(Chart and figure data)
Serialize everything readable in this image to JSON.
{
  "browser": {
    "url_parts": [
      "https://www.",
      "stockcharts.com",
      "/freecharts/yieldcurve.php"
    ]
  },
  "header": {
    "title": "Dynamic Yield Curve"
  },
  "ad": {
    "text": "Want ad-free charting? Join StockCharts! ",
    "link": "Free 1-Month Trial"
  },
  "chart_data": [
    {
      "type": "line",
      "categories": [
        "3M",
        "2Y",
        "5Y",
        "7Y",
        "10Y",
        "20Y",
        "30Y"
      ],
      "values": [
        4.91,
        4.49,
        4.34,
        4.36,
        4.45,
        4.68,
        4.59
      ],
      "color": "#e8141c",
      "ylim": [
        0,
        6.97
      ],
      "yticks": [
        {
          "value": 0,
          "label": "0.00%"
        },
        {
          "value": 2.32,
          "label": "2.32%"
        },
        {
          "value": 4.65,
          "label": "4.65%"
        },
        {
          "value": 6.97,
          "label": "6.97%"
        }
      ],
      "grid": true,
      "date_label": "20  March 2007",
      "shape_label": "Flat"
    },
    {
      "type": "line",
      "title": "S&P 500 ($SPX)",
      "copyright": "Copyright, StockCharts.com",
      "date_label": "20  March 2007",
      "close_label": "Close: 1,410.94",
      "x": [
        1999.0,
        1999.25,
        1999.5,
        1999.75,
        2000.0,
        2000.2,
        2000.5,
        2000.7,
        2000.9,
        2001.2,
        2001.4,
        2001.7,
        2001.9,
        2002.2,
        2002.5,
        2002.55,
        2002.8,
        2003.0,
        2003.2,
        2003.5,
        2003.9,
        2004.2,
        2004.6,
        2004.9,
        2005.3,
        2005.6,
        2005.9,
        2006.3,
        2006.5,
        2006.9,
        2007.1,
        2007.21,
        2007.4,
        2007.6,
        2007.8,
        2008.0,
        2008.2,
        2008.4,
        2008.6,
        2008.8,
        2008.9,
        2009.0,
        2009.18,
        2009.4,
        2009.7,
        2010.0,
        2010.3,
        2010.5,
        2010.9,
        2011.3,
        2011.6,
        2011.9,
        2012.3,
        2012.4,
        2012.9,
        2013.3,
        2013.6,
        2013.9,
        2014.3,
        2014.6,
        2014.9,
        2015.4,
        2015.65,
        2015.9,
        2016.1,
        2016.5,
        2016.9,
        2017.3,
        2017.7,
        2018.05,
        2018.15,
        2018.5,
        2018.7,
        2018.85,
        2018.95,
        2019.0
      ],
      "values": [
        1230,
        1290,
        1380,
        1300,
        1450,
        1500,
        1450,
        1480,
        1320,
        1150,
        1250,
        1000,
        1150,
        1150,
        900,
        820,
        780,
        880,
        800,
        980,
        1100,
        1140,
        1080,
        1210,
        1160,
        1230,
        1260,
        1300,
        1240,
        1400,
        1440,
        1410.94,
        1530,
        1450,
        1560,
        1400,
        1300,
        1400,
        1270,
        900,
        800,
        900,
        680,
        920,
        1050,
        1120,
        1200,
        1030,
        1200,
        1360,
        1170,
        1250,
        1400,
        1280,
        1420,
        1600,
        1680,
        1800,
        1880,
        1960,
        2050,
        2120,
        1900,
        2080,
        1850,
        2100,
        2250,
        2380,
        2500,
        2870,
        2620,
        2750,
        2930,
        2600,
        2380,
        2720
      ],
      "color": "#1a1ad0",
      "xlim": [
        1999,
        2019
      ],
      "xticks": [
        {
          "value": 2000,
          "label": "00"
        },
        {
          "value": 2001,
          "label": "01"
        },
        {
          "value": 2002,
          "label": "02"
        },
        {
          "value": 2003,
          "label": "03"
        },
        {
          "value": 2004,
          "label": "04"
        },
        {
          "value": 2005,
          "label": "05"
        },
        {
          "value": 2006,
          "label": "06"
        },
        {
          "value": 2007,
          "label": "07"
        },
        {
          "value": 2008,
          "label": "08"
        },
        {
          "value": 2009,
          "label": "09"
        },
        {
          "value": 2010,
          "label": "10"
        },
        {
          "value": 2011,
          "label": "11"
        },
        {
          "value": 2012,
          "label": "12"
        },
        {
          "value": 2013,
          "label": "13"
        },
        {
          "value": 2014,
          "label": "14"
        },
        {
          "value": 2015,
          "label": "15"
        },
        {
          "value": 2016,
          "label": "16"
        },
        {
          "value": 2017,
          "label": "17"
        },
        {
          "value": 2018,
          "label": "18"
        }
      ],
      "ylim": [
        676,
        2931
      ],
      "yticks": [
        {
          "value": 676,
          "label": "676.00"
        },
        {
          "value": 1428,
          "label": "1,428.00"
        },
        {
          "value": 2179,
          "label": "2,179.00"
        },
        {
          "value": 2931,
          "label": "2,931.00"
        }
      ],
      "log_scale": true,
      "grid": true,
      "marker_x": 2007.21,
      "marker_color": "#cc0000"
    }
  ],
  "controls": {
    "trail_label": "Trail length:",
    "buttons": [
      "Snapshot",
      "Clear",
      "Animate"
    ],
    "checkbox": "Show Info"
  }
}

TO DO » Print the listing above in its entirety, with every line exact.

RESPONSE TO THIS TASK »
Serialize everything readable in this image to JSON.
{
  "browser": {
    "url_parts": [
      "https://www.",
      "stockcharts.com",
      "/freecharts/yieldcurve.php"
    ]
  },
  "header": {
    "title": "Dynamic Yield Curve"
  },
  "ad": {
    "text": "Want ad-free charting? Join StockCharts! ",
    "link": "Free 1-Month Trial"
  },
  "chart_data": [
    {
      "type": "line",
      "categories": [
        "3M",
        "2Y",
        "5Y",
        "7Y",
        "10Y",
        "20Y",
        "30Y"
      ],
      "values": [
        4.91,
        4.49,
        4.34,
        4.36,
        4.45,
        4.68,
        4.59
      ],
      "color": "#e8141c",
      "ylim": [
        0,
        6.97
      ],
      "yticks": [
        {
          "value": 0,
          "label": "0.00%"
        },
        {
          "value": 2.32,
          "label": "2.32%"
        },
        {
          "value": 4.65,
          "label": "4.65%"
        },
        {
          "value": 6.97,
          "label": "6.97%"
        }
      ],
      "grid": true,
      "date_label": "20  March 2007",
      "shape_label": "Flat"
    },
    {
      "type": "line",
      "title": "S&P 500 ($SPX)",
      "copyright": "Copyright, StockCharts.com",
      "date_label": "20  March 2007",
      "close_label": "Close: 1,410.94",
      "x": [
        1999.0,
        1999.25,
        1999.5,
        1999.75,
        2000.0,
        2000.2,
        2000.5,
        2000.7,
        2000.9,
        2001.2,
        2001.4,
        2001.7,
        2001.9,
        2002.2,
        2002.5,
        2002.55,
        2002.8,
        2003.0,
        2003.2,
        2003.5,
        2003.9,
        2004.2,
        2004.6,
        2004.9,
        2005.3,
        2005.6,
        2005.9,
        2006.3,
        2006.5,
        2006.9,
        2007.1,
        2007.21,
        2007.4,
        2007.6,
        2007.8,
        2008.0,
        2008.2,
        2008.4,
        2008.6,
        2008.8,
        2008.9,
        2009.0,
        2009.18,
        2009.4,
        2009.7,
        2010.0,
        2010.3,
        2010.5,
        2010.9,
        2011.3,
        2011.6,
        2011.9,
        2012.3,
        2012.4,
        2012.9,
        2013.3,
        2013.6,
        2013.9,
        2014.3,
        2014.6,
        2014.9,
        2015.4,
        2015.65,
        2015.9,
        2016.1,
        2016.5,
        2016.9,
        2017.3,
        2017.7,
        2018.05,
        2018.15,
        2018.5,
        2018.7,
        2018.85,
        2018.95,
        2019.0
      ],
      "values": [
        1230,
        1290,
        1380,
        1300,
        1450,
        1500,
        1450,
        1480,
        1320,
        1150,
        1250,
        1000,
        1150,
        1150,
        900,
        820,
        780,
        880,
        800,
        980,
        1100,
        1140,
        1080,
        1210,
        1160,
        1230,
        1260,
        1300,
        1240,
        1400,
        1440,
        1410.94,
        1530,
        1450,
        1560,
        1400,
        1300,
        1400,
        1270,
        900,
        800,
        900,
        680,
        920,
        1050,
        1120,
        1200,
        1030,
        1200,
        1360,
        1170,
        1250,
        1400,
        1280,
        1420,
        1600,
        1680,
        1800,
        1880,
        1960,
        2050,
        2120,
        1900,
        2080,
        1850,
        2100,
        2250,
        2380,
        2500,
        2870,
        2620,
        2750,
        2930,
        2600,
        2380,
        2720
      ],
      "color": "#1a1ad0",
      "xlim": [
        1999,
        2019
      ],
      "xticks": [
        {
          "value": 2000,
          "label": "00"
        },
        {
          "value": 2001,
          "label": "01"
        },
        {
          "value": 2002,
          "label": "02"
        },
        {
          "value": 2003,
          "label": "03"
        },
        {
          "value": 2004,
          "label": "04"
        },
        {
          "value": 2005,
          "label": "05"
        },
        {
          "value": 2006,
          "label": "06"
        },
        {
          "value": 2007,
          "label": "07"
        },
        {
          "value": 2008,
          "label": "08"
        },
        {
          "value": 2009,
          "label": "09"
        },
        {
          "value": 2010,
          "label": "10"
        },
        {
          "value": 2011,
          "label": "11"
        },
        {
          "value": 2012,
          "label": "12"
        },
        {
          "value": 2013,
          "label": "13"
        },
        {
          "value": 2014,
          "label": "14"
        },
        {
          "value": 2015,
          "label": "15"
        },
        {
          "value": 2016,
          "label": "16"
        },
        {
          "value": 2017,
          "label": "17"
        },
        {
          "value": 2018,
          "label": "18"
        }
      ],
      "ylim": [
        676,
        2931
      ],
      "yticks": [
        {
          "value": 676,
          "label": "676.00"
        },
        {
          "value": 1428,
          "label": "1,428.00"
        },
        {
          "value": 2179,
          "label": "2,179.00"
        },
        {
          "value": 2931,
          "label": "2,931.00"
        }
      ],
      "log_scale": true,
      "grid": true,
      "marker_x": 2007.21,
      "marker_color": "#cc0000"
    }
  ],
  "controls": {
    "trail_label": "Trail length:",
    "buttons": [
      "Snapshot",
      "Clear",
      "Animate"
    ],
    "checkbox": "Show Info"
  }
}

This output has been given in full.